## Start

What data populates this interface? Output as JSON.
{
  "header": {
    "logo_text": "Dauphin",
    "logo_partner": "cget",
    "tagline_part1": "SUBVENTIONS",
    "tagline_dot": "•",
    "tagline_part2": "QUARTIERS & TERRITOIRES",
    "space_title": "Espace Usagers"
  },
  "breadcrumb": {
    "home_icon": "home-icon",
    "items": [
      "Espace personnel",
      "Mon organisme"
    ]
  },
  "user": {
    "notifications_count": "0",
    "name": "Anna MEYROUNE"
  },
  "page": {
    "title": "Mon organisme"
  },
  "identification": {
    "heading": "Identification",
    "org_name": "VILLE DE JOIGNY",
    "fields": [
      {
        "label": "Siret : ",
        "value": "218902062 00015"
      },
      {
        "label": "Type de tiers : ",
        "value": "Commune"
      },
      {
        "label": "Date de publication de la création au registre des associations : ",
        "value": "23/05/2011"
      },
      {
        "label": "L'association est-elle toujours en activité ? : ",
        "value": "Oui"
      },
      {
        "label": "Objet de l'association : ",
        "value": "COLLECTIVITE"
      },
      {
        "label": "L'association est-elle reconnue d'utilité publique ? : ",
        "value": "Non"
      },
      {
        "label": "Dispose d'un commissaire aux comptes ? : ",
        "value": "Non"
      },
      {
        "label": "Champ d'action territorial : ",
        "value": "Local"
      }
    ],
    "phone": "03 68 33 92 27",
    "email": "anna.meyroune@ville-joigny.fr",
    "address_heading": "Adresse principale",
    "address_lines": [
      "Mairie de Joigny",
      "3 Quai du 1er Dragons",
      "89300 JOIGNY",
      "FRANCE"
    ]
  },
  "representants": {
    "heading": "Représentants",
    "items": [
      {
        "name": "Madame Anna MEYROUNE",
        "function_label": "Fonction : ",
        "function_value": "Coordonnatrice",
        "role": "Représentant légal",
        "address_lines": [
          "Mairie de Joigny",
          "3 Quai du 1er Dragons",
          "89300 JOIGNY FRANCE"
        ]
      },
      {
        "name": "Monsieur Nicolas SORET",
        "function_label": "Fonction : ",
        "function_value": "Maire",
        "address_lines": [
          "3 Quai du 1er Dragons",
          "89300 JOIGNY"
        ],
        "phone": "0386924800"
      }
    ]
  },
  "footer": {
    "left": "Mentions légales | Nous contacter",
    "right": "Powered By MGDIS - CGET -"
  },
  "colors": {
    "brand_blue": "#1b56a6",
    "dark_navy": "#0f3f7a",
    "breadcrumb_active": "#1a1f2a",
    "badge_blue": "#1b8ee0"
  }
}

## End

Reproduce every line above without error.

What data populates this interface? Output as JSON.
{
  "header": {
    "logo_text": "Dauphin",
    "logo_partner": "cget",
    "tagline_part1": "SUBVENTIONS",
    "tagline_dot": "•",
    "tagline_part2": "QUARTIERS & TERRITOIRES",
    "space_title": "Espace Usagers"
  },
  "breadcrumb": {
    "home_icon": "home-icon",
    "items": [
      "Espace personnel",
      "Mon organisme"
    ]
  },
  "user": {
    "notifications_count": "0",
    "name": "Anna MEYROUNE"
  },
  "page": {
    "title": "Mon organisme"
  },
  "identification": {
    "heading": "Identification",
    "org_name": "VILLE DE JOIGNY",
    "fields": [
      {
        "label": "Siret : ",
        "value": "218902062 00015"
      },
      {
        "label": "Type de tiers : ",
        "value": "Commune"
      },
      {
        "label": "Date de publication de la création au registre des associations : ",
        "value": "23/05/2011"
      },
      {
        "label": "L'association est-elle toujours en activité ? : ",
        "value": "Oui"
      },
      {
        "label": "Objet de l'association : ",
        "value": "COLLECTIVITE"
      },
      {
        "label": "L'association est-elle reconnue d'utilité publique ? : ",
        "value": "Non"
      },
      {
        "label": "Dispose d'un commissaire aux comptes ? : ",
        "value": "Non"
      },
      {
        "label": "Champ d'action territorial : ",
        "value": "Local"
      }
    ],
    "phone": "03 68 33 92 27",
    "email": "anna.meyroune@ville-joigny.fr",
    "address_heading": "Adresse principale",
    "address_lines": [
      "Mairie de Joigny",
      "3 Quai du 1er Dragons",
      "89300 JOIGNY",
      "FRANCE"
    ]
  },
  "representants": {
    "heading": "Représentants",
    "items": [
      {
        "name": "Madame Anna MEYROUNE",
        "function_label": "Fonction : ",
        "function_value": "Coordonnatrice",
        "role": "Représentant légal",
        "address_lines": [
          "Mairie de Joigny",
          "3 Quai du 1er Dragons",
          "89300 JOIGNY FRANCE"
        ]
      },
      {
        "name": "Monsieur Nicolas SORET",
        "function_label": "Fonction : ",
        "function_value": "Maire",
        "address_lines": [
          "3 Quai du 1er Dragons",
          "89300 JOIGNY"
        ],
        "phone": "0386924800"
      }
    ]
  },
  "footer": {
    "left": "Mentions légales | Nous contacter",
    "right": "Powered By MGDIS - CGET -"
  },
  "colors": {
    "brand_blue": "#1b56a6",
    "dark_navy": "#0f3f7a",
    "breadcrumb_active": "#1a1f2a",
    "badge_blue": "#1b8ee0"
  }
}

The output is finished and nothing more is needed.